▶ _Data to use_:
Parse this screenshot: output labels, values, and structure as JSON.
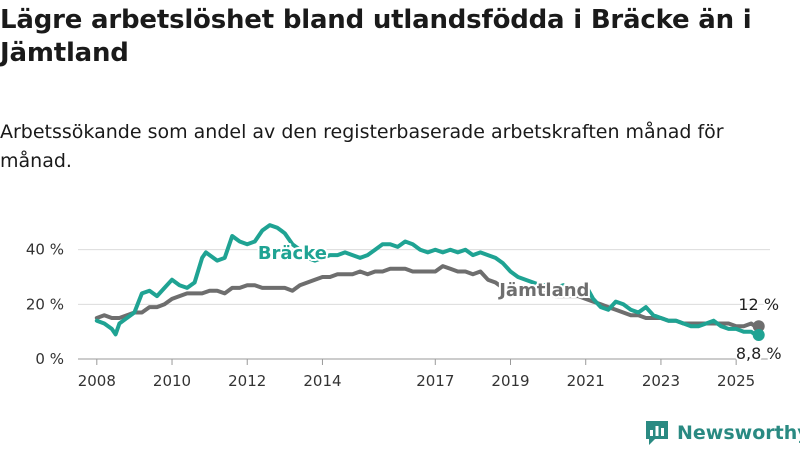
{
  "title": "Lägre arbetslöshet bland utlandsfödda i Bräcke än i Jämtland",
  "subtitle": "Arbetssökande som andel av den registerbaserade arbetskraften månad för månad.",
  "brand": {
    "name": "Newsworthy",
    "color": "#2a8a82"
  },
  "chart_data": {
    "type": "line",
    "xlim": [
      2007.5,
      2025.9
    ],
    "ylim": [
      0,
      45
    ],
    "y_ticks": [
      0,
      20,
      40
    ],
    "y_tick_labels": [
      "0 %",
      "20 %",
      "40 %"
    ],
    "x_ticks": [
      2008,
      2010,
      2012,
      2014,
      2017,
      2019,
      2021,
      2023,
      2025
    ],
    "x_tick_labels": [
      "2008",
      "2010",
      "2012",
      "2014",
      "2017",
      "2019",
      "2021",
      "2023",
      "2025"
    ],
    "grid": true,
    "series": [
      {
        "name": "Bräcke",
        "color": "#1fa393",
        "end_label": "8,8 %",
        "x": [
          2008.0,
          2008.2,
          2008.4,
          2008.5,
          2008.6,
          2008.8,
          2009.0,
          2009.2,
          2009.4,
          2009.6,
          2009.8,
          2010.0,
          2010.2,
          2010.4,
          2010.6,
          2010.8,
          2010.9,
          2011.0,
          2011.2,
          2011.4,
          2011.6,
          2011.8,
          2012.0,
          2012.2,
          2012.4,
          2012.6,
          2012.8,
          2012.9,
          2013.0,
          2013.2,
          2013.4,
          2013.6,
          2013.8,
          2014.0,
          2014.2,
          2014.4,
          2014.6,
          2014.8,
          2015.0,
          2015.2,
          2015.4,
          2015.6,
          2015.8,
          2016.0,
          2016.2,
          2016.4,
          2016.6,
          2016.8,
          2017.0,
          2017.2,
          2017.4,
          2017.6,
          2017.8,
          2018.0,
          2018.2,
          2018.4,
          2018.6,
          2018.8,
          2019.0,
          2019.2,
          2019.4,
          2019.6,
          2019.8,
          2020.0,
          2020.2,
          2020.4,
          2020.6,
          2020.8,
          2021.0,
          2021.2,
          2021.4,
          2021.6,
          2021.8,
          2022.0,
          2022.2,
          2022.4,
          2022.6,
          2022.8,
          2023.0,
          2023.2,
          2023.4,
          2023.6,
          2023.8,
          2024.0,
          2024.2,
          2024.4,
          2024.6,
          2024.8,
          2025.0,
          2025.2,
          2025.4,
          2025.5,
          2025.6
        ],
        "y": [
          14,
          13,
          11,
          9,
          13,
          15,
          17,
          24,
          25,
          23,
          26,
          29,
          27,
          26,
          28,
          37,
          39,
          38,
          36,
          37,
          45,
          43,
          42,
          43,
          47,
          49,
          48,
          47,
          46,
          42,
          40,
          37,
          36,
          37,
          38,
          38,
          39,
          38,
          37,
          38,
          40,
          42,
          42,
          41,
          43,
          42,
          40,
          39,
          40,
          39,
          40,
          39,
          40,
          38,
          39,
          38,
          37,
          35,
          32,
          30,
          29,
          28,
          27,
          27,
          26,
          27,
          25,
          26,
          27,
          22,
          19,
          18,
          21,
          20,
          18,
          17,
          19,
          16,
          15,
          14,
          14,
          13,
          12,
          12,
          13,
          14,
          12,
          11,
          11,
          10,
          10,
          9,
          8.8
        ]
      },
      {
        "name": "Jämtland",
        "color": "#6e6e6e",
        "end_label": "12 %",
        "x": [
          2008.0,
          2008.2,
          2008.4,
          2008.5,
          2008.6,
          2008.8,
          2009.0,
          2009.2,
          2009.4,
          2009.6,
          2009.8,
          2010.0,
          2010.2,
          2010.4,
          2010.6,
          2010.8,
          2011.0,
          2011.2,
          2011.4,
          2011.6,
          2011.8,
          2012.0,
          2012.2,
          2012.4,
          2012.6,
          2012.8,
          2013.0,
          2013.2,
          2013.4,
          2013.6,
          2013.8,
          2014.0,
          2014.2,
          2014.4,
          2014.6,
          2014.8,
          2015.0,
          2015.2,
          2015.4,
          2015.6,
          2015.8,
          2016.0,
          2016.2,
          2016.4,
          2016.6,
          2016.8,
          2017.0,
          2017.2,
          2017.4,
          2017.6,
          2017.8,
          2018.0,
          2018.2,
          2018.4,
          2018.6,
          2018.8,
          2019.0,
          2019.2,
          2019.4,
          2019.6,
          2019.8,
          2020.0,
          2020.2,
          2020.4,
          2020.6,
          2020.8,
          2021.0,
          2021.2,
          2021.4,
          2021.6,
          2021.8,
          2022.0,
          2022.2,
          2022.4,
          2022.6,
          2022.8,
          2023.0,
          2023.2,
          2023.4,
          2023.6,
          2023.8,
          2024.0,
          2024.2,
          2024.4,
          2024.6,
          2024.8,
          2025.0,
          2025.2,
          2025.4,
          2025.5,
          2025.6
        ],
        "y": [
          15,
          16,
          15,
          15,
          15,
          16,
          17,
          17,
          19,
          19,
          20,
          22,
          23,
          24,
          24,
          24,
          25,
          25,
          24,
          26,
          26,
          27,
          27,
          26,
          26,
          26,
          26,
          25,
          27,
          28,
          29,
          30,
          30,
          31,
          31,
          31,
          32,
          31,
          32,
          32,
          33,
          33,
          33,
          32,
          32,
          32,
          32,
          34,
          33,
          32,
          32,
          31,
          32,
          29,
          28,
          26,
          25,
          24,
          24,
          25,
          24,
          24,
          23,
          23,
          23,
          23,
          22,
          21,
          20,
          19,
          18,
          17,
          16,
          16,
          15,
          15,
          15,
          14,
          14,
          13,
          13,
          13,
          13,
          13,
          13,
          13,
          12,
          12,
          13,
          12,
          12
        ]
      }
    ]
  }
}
---
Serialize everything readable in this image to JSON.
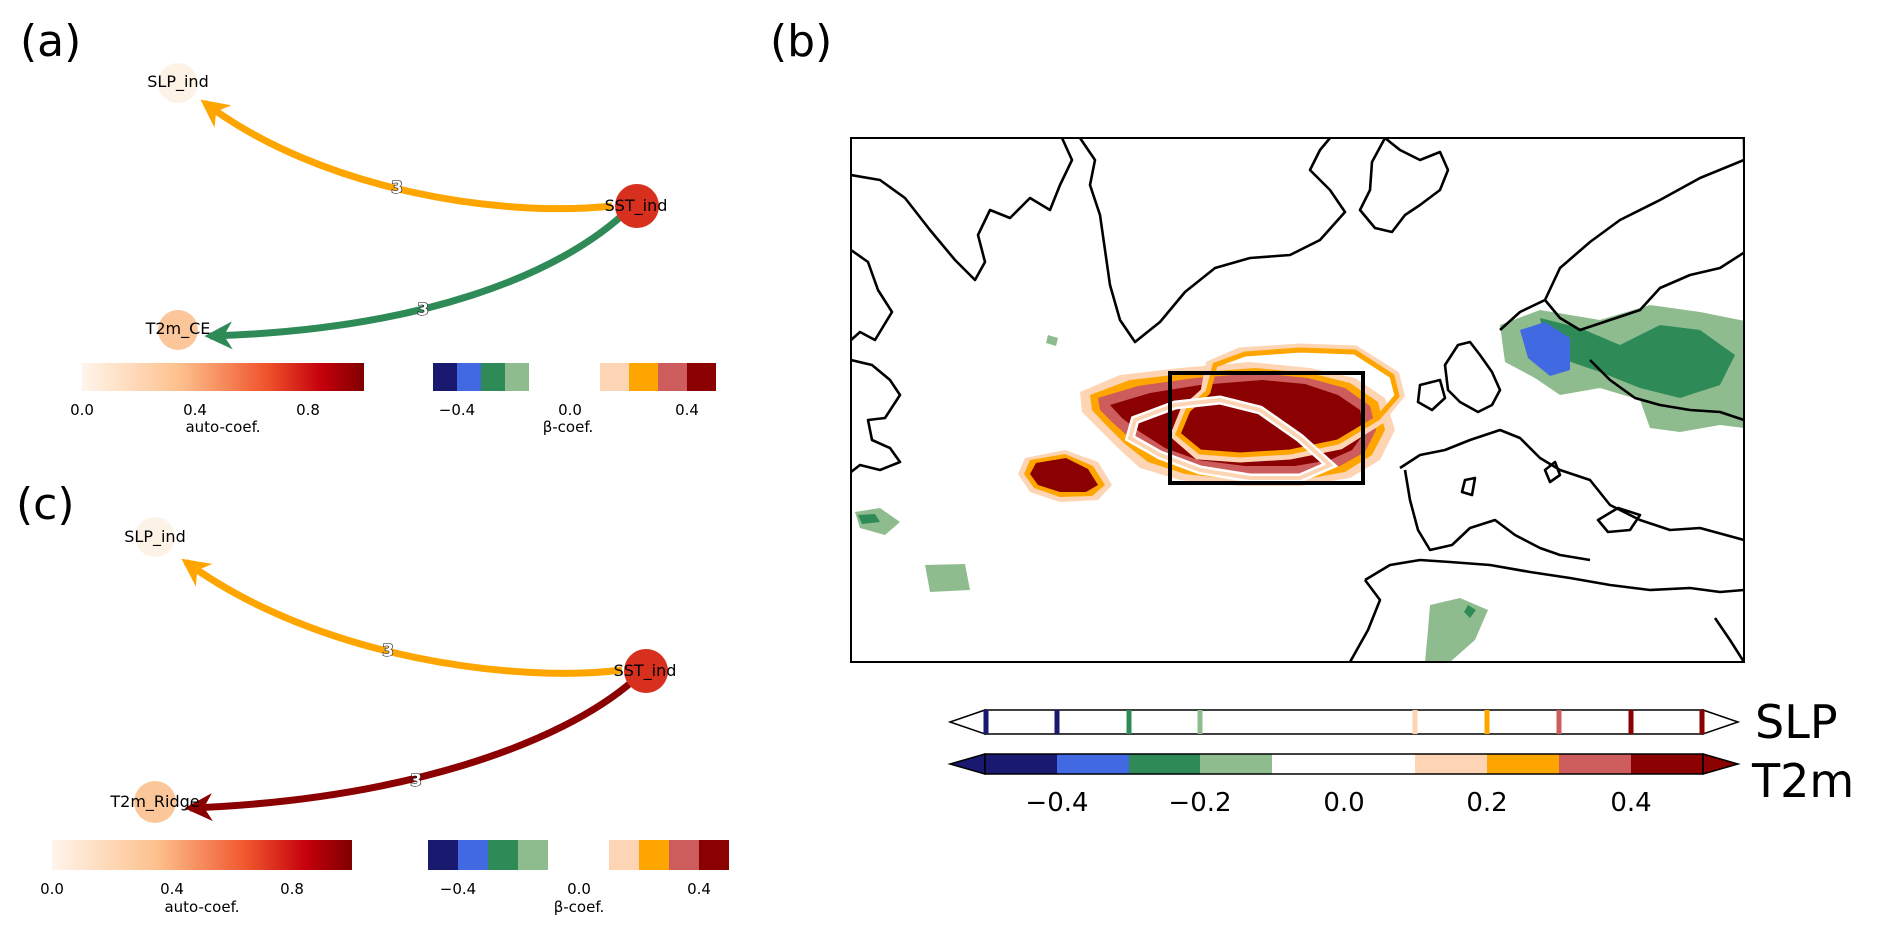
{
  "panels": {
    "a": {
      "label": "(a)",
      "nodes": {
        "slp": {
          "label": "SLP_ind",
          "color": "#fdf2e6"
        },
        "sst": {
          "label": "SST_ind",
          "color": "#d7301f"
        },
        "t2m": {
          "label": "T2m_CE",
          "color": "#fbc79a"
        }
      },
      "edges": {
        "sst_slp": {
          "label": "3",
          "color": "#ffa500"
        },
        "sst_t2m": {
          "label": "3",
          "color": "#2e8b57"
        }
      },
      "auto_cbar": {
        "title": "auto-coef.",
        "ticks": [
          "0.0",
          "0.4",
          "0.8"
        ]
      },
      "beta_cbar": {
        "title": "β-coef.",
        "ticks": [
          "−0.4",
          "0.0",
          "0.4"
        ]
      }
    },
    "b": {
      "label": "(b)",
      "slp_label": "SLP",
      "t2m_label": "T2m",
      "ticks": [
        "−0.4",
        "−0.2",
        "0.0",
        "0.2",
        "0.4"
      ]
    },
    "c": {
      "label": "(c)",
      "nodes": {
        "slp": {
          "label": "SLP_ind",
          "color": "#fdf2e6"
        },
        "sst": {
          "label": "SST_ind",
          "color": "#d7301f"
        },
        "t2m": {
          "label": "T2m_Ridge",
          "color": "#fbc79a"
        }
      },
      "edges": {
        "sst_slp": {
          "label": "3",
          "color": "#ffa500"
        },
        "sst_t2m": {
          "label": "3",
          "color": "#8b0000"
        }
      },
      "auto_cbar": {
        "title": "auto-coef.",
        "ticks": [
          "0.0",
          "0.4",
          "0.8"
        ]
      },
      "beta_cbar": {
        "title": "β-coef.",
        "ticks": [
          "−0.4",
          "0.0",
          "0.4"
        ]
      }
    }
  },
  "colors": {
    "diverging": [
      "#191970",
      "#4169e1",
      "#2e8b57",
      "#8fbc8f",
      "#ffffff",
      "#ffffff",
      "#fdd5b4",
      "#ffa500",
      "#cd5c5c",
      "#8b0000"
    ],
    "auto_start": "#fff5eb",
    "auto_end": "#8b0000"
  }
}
--
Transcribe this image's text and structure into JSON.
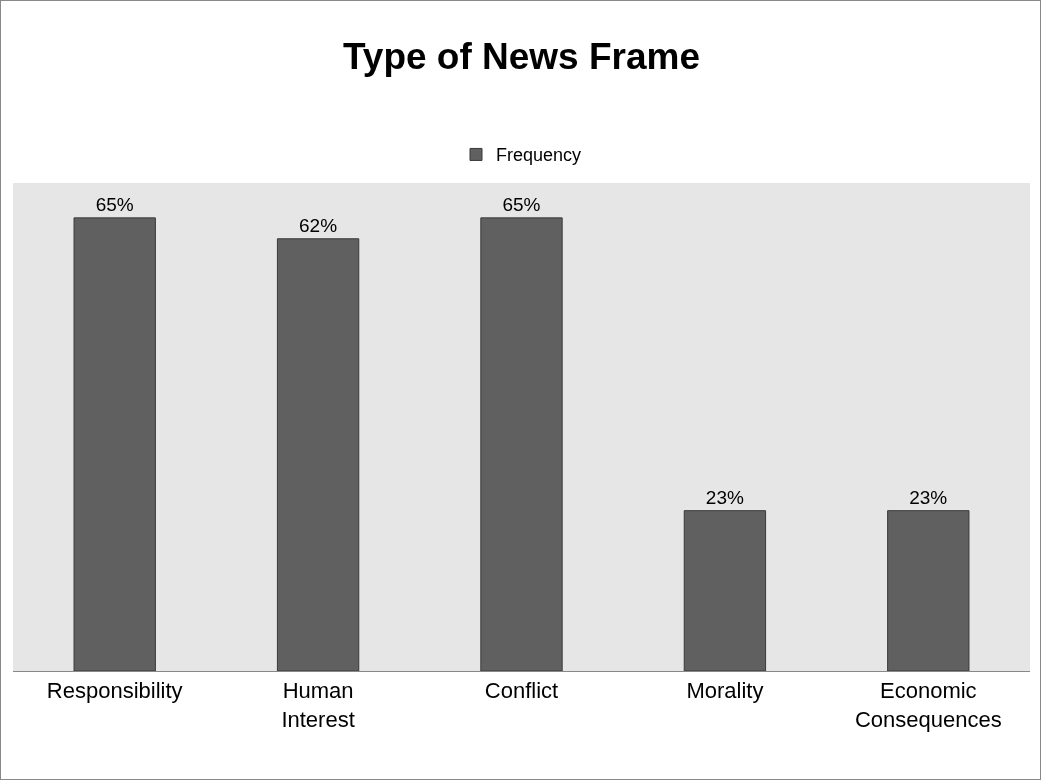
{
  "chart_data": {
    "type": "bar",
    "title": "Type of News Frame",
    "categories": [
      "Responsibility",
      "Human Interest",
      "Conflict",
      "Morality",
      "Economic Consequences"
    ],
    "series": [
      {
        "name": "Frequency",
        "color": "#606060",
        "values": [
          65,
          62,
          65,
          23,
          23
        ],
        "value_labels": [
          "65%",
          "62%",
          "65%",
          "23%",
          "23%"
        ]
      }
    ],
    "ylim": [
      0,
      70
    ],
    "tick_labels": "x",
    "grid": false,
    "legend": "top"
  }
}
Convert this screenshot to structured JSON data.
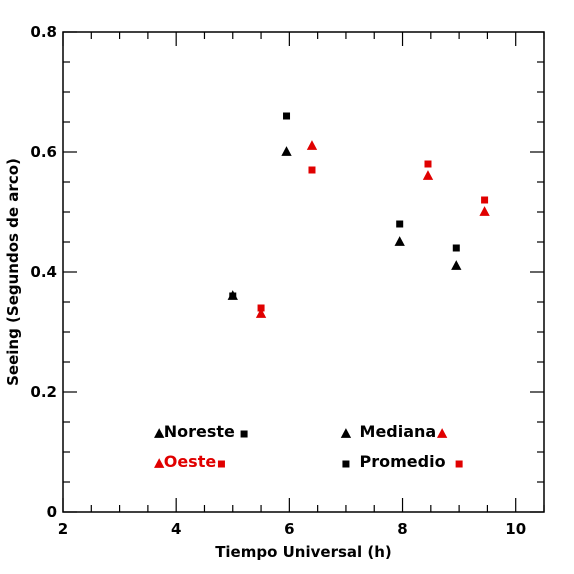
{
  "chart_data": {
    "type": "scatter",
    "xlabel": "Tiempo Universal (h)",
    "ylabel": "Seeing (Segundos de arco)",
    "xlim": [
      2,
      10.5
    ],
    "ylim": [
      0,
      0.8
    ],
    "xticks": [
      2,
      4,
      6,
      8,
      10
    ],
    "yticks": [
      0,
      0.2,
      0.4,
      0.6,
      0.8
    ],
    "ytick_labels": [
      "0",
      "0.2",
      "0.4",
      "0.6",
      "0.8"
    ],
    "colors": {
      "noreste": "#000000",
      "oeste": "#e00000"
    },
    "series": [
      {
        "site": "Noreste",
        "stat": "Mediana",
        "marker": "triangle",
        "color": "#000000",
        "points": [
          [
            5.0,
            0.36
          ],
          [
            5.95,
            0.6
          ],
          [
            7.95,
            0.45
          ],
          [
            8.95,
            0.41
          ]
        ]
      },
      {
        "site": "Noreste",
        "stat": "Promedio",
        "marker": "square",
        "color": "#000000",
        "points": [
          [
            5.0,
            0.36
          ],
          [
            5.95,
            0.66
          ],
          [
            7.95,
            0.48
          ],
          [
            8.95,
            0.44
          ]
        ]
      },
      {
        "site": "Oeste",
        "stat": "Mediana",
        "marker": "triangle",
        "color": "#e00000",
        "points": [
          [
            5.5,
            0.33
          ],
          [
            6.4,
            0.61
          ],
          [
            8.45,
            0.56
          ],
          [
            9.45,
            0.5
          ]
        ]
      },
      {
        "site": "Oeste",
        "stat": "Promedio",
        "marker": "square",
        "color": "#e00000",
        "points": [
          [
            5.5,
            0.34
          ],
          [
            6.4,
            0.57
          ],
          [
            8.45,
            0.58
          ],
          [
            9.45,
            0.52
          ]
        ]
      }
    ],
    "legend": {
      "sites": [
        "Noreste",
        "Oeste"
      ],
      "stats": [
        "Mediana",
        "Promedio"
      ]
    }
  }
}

▶ _Goal of the exercise_: Tally how many lines of the records hold the word "name". Answer with the number only.

▶ _Answer to this exercise_: 4